-- BEGIN INPUT RECORDS --

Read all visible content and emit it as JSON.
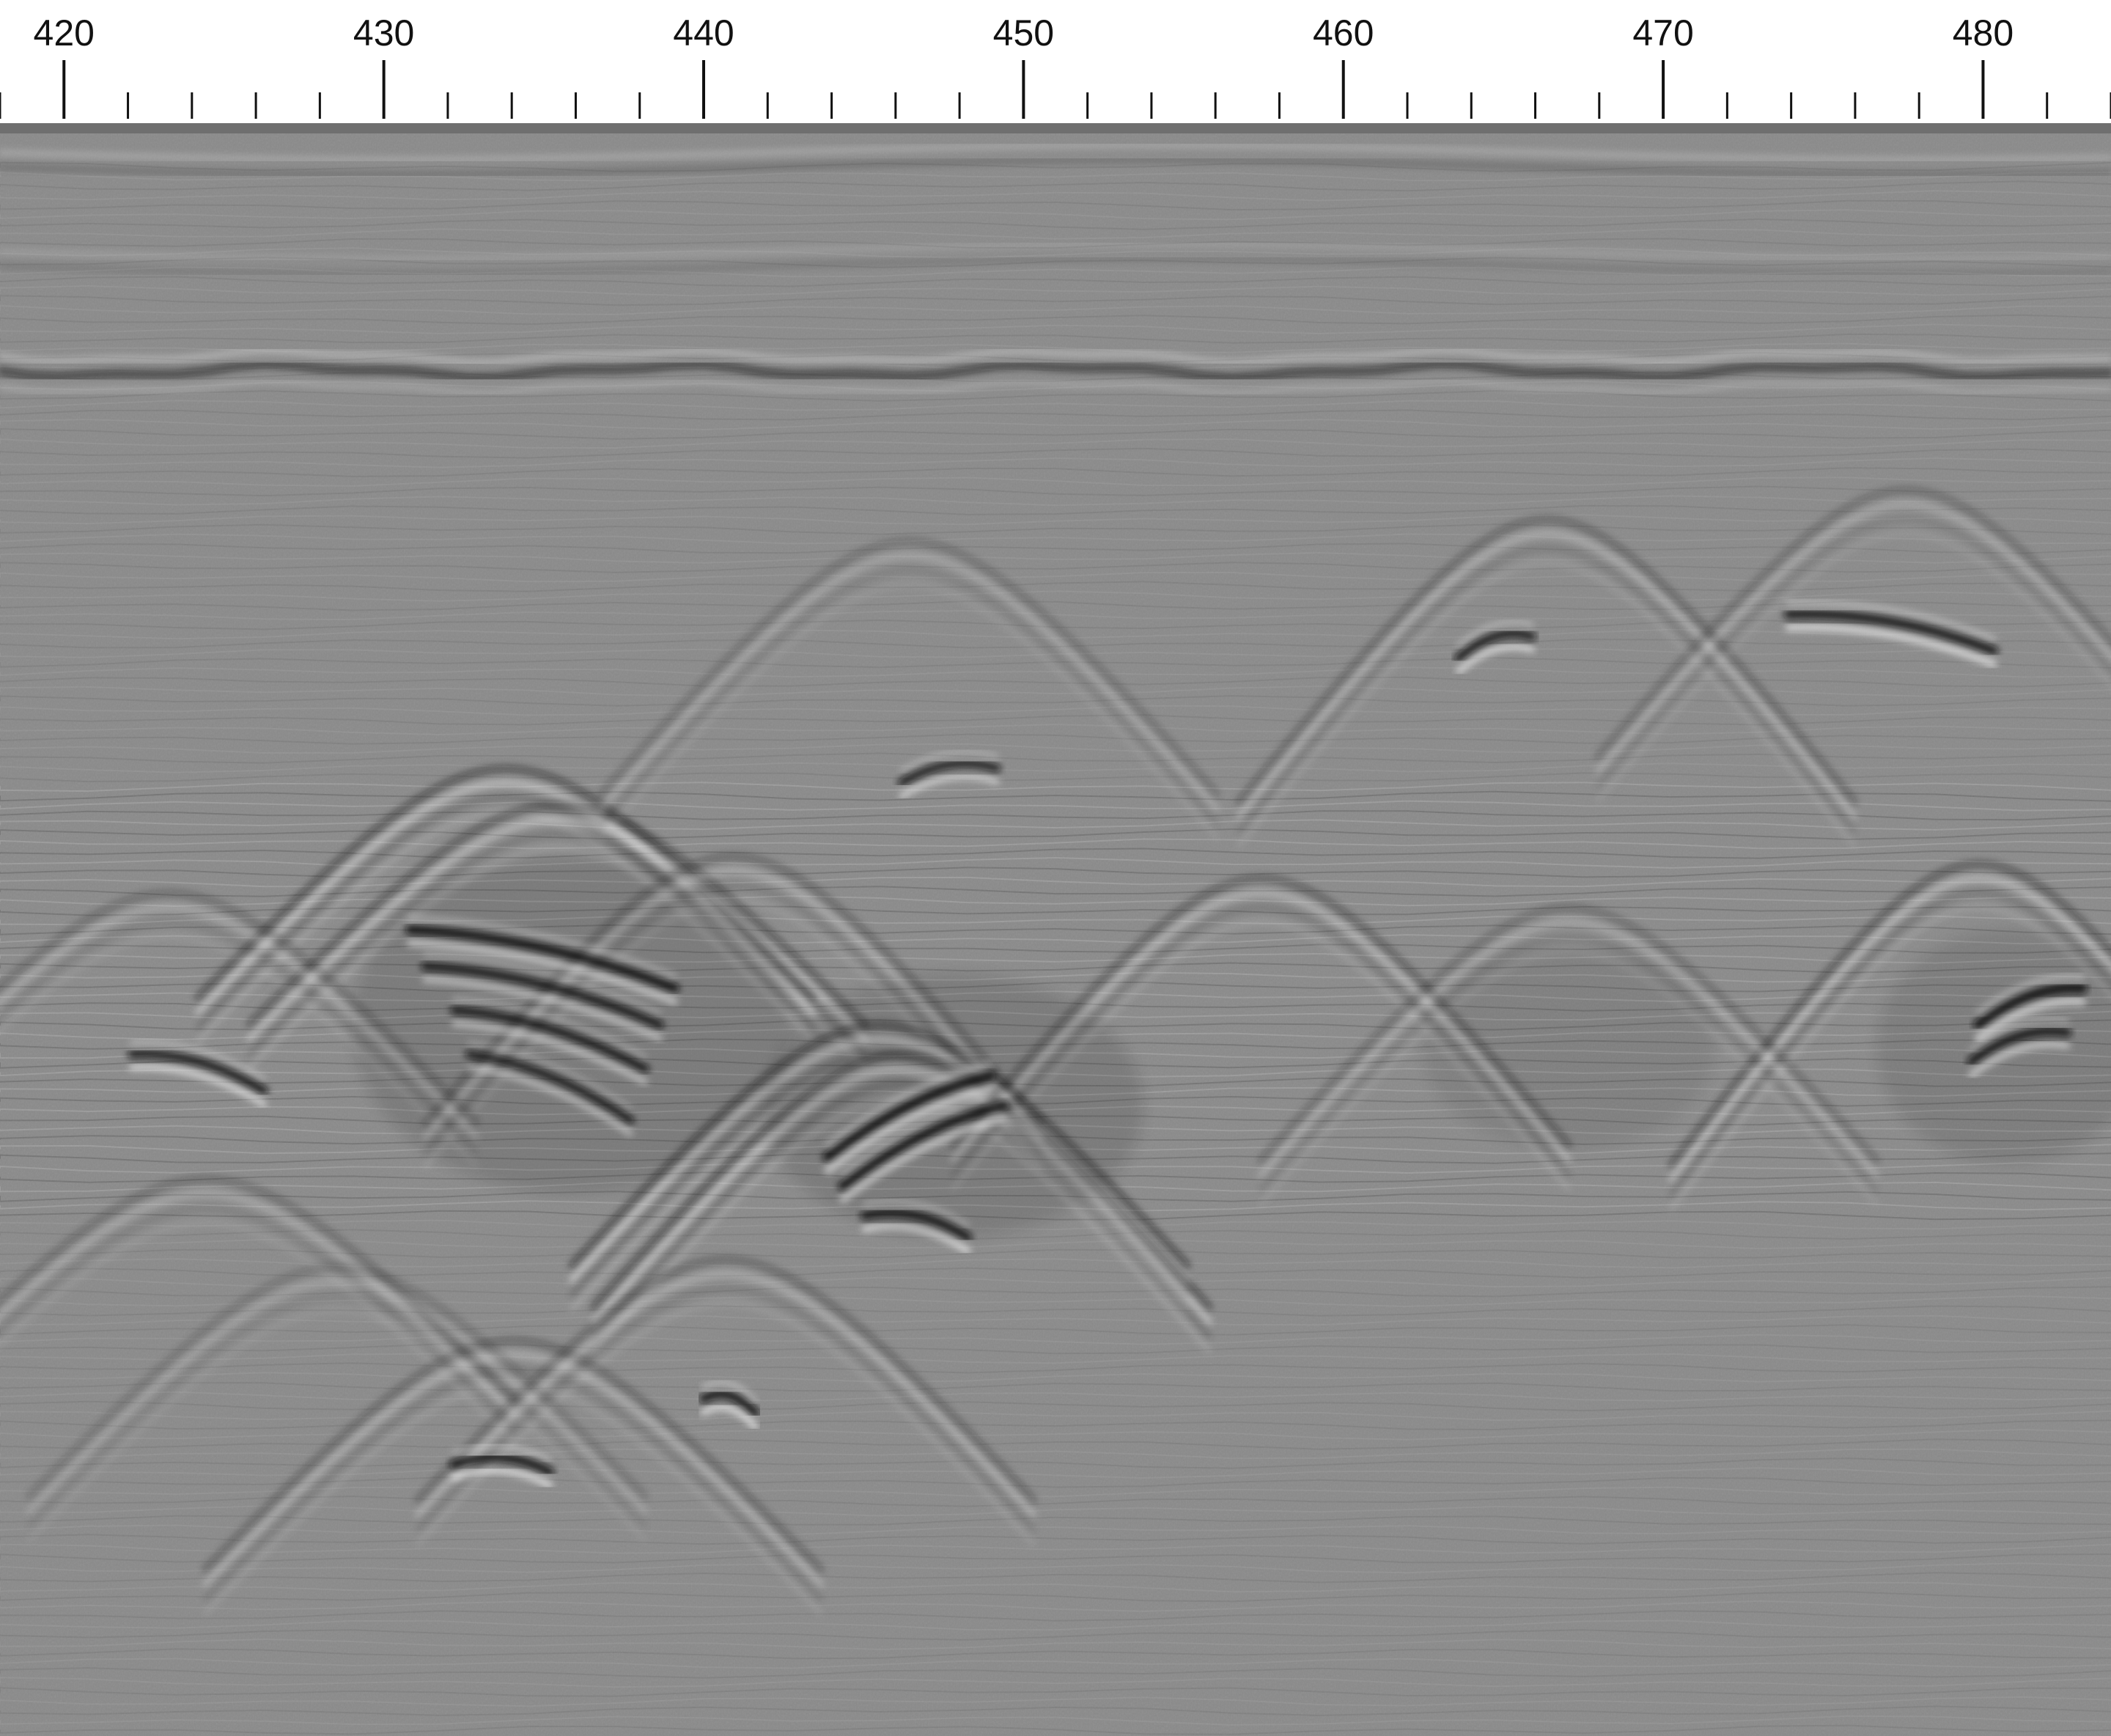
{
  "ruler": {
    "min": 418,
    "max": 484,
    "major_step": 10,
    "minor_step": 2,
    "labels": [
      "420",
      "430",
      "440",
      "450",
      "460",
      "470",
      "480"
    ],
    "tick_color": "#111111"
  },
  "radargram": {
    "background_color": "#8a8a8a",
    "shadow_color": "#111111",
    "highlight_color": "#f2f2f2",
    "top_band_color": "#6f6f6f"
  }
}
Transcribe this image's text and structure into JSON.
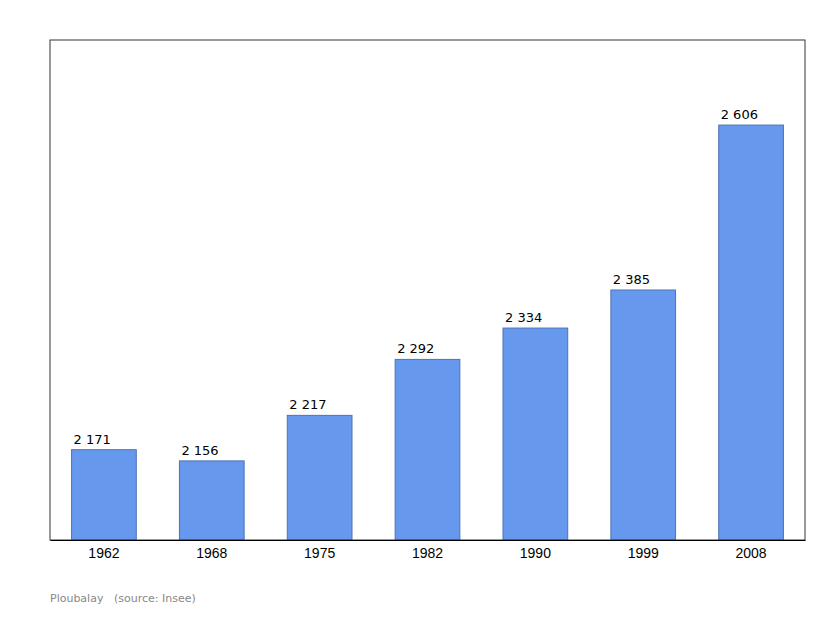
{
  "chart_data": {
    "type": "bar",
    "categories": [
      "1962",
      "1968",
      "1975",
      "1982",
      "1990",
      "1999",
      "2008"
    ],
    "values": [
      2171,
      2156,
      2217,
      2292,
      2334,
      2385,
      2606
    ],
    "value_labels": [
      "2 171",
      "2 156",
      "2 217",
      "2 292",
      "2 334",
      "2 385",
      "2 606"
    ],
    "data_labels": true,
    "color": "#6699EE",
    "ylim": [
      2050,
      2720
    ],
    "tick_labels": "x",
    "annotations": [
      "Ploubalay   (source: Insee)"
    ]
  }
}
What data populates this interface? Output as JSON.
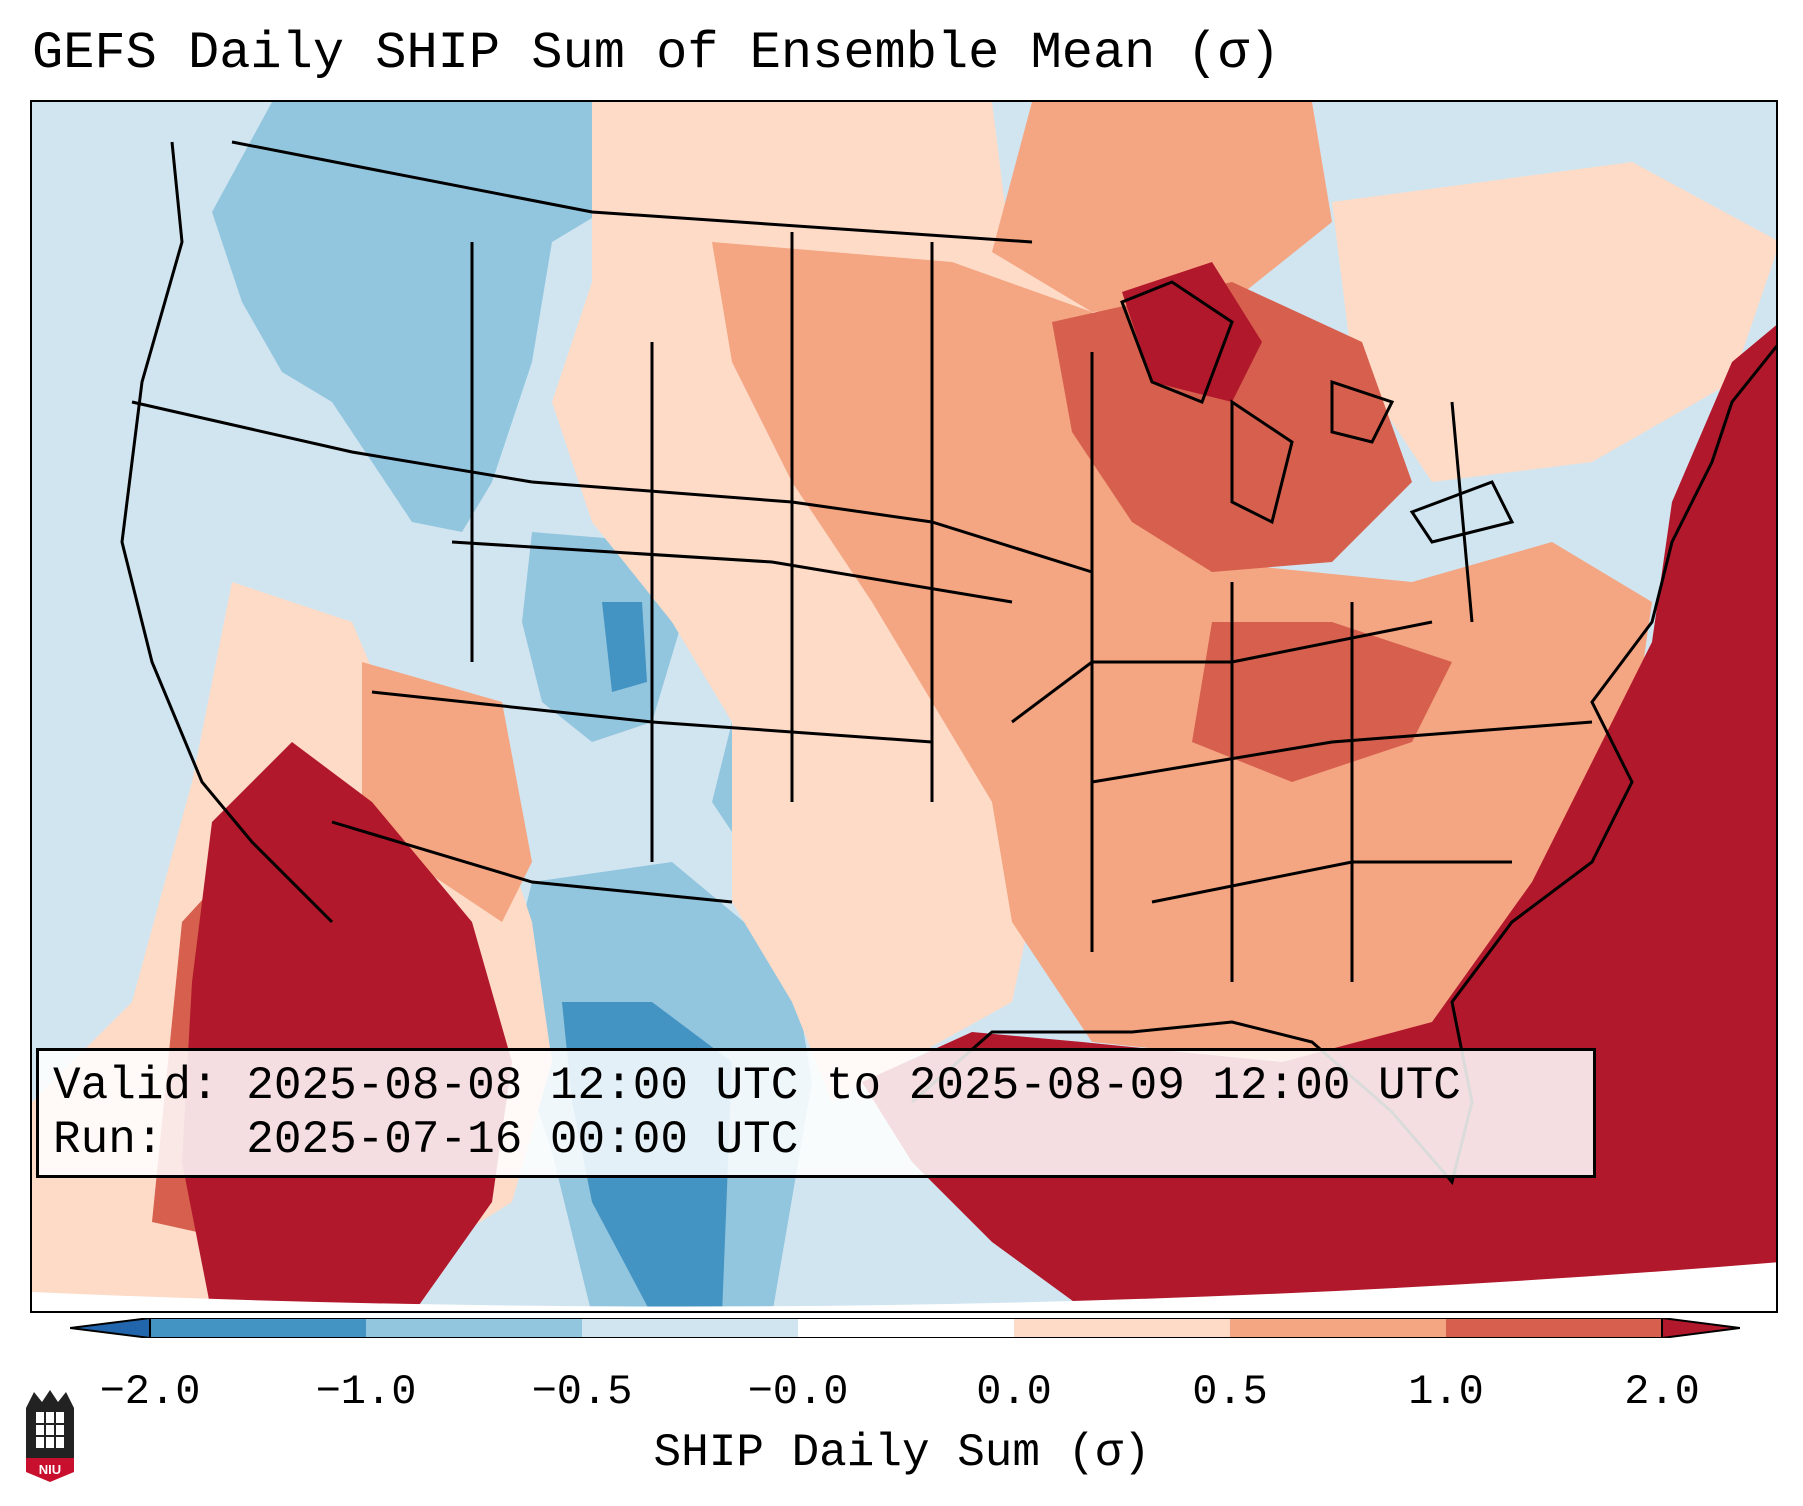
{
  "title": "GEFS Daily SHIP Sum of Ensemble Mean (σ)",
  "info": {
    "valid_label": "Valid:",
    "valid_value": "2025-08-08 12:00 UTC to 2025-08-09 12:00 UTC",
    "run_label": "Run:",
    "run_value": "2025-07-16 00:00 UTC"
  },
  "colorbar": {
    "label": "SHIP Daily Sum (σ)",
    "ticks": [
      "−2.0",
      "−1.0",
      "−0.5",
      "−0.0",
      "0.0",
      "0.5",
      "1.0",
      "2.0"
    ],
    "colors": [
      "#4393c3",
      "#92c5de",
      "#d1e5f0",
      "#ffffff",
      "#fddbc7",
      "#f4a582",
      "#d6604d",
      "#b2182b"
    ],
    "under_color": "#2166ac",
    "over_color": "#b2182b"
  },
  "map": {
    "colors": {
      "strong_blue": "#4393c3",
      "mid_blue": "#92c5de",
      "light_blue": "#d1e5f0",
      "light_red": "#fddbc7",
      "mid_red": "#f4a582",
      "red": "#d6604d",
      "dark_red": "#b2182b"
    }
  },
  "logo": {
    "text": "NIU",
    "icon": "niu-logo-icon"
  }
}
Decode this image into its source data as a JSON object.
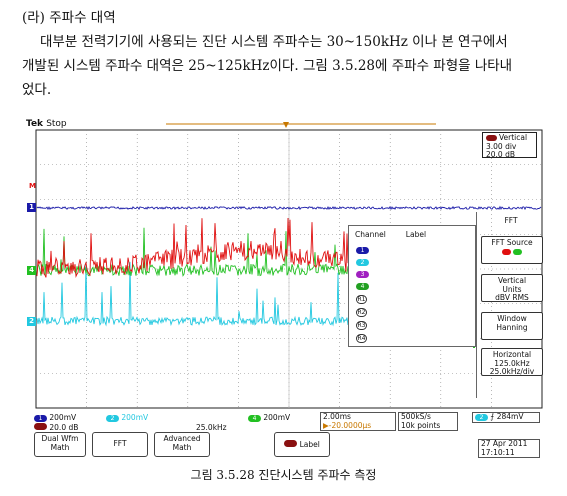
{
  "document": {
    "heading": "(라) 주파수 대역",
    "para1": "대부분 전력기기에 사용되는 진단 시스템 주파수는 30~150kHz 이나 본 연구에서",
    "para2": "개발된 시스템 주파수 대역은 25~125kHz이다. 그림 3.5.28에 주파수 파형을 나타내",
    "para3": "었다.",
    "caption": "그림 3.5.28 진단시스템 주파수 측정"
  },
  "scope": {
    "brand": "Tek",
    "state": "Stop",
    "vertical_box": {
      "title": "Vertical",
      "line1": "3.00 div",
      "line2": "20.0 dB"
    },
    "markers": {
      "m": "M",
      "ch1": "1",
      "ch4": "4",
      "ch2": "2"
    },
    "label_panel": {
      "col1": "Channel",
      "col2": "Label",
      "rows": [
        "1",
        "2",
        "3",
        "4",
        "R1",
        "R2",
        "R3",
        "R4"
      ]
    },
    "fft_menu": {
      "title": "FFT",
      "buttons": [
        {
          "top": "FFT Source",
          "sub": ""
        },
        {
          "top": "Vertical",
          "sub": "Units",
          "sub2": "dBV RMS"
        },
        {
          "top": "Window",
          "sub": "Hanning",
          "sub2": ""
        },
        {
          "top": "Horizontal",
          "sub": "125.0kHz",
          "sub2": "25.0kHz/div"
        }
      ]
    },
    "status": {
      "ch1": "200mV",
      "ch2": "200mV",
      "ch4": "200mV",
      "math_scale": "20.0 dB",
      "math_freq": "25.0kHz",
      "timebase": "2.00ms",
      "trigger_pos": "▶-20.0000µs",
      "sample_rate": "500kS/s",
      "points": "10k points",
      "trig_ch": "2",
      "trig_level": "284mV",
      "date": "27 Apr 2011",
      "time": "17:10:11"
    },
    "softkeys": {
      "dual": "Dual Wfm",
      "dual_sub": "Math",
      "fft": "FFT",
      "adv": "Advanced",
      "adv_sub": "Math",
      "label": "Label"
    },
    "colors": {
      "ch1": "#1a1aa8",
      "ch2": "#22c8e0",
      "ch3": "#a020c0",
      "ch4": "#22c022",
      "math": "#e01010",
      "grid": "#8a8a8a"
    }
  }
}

-- END INPUT RECORDS --

* WHAT YOU HAVE TO DO
Pictures are not part of the copy; reproduce everything else in the records exactly.

* SOLUTION
Read all visible content and emit it as JSON.
{
  "ruler": {
    "min": 418,
    "max": 484,
    "major_step": 10,
    "minor_step": 2,
    "labels": [
      "420",
      "430",
      "440",
      "450",
      "460",
      "470",
      "480"
    ],
    "tick_color": "#111111"
  },
  "radargram": {
    "background_color": "#8a8a8a",
    "shadow_color": "#111111",
    "highlight_color": "#f2f2f2",
    "top_band_color": "#6f6f6f"
  }
}
Transcribe this image's text and structure into JSON.
{
  "chart_data": {
    "type": "bar",
    "categories": [
      "1962",
      "1968",
      "1975",
      "1982",
      "1990",
      "1999",
      "2008"
    ],
    "values": [
      2171,
      2156,
      2217,
      2292,
      2334,
      2385,
      2606
    ],
    "value_labels": [
      "2 171",
      "2 156",
      "2 217",
      "2 292",
      "2 334",
      "2 385",
      "2 606"
    ],
    "data_labels": true,
    "color": "#6699EE",
    "ylim": [
      2050,
      2720
    ],
    "tick_labels": "x",
    "annotations": [
      "Ploubalay   (source: Insee)"
    ]
  }
}
What data populates this interface? Output as JSON.
{
  "title": "GEFS Daily SHIP Sum of Ensemble Mean (σ)",
  "info": {
    "valid_label": "Valid:",
    "valid_value": "2025-08-08 12:00 UTC to 2025-08-09 12:00 UTC",
    "run_label": "Run:",
    "run_value": "2025-07-16 00:00 UTC"
  },
  "colorbar": {
    "label": "SHIP Daily Sum (σ)",
    "ticks": [
      "−2.0",
      "−1.0",
      "−0.5",
      "−0.0",
      "0.0",
      "0.5",
      "1.0",
      "2.0"
    ],
    "colors": [
      "#4393c3",
      "#92c5de",
      "#d1e5f0",
      "#ffffff",
      "#fddbc7",
      "#f4a582",
      "#d6604d",
      "#b2182b"
    ],
    "under_color": "#2166ac",
    "over_color": "#b2182b"
  },
  "map": {
    "colors": {
      "strong_blue": "#4393c3",
      "mid_blue": "#92c5de",
      "light_blue": "#d1e5f0",
      "light_red": "#fddbc7",
      "mid_red": "#f4a582",
      "red": "#d6604d",
      "dark_red": "#b2182b"
    }
  },
  "logo": {
    "text": "NIU",
    "icon": "niu-logo-icon"
  }
}
Decode this image into its source data as a JSON object.
{
  "document": {
    "heading": "(라) 주파수 대역",
    "para1": "대부분 전력기기에 사용되는 진단 시스템 주파수는 30~150kHz 이나 본 연구에서",
    "para2": "개발된 시스템 주파수 대역은 25~125kHz이다. 그림 3.5.28에 주파수 파형을 나타내",
    "para3": "었다.",
    "caption": "그림 3.5.28 진단시스템 주파수 측정"
  },
  "scope": {
    "brand": "Tek",
    "state": "Stop",
    "vertical_box": {
      "title": "Vertical",
      "line1": "3.00 div",
      "line2": "20.0 dB"
    },
    "markers": {
      "m": "M",
      "ch1": "1",
      "ch4": "4",
      "ch2": "2"
    },
    "label_panel": {
      "col1": "Channel",
      "col2": "Label",
      "rows": [
        "1",
        "2",
        "3",
        "4",
        "R1",
        "R2",
        "R3",
        "R4"
      ]
    },
    "fft_menu": {
      "title": "FFT",
      "buttons": [
        {
          "top": "FFT Source",
          "sub": ""
        },
        {
          "top": "Vertical",
          "sub": "Units",
          "sub2": "dBV RMS"
        },
        {
          "top": "Window",
          "sub": "Hanning",
          "sub2": ""
        },
        {
          "top": "Horizontal",
          "sub": "125.0kHz",
          "sub2": "25.0kHz/div"
        }
      ]
    },
    "status": {
      "ch1": "200mV",
      "ch2": "200mV",
      "ch4": "200mV",
      "math_scale": "20.0 dB",
      "math_freq": "25.0kHz",
      "timebase": "2.00ms",
      "trigger_pos": "▶-20.0000µs",
      "sample_rate": "500kS/s",
      "points": "10k points",
      "trig_ch": "2",
      "trig_level": "284mV",
      "date": "27 Apr 2011",
      "time": "17:10:11"
    },
    "softkeys": {
      "dual": "Dual Wfm",
      "dual_sub": "Math",
      "fft": "FFT",
      "adv": "Advanced",
      "adv_sub": "Math",
      "label": "Label"
    },
    "colors": {
      "ch1": "#1a1aa8",
      "ch2": "#22c8e0",
      "ch3": "#a020c0",
      "ch4": "#22c022",
      "math": "#e01010",
      "grid": "#8a8a8a"
    }
  }
}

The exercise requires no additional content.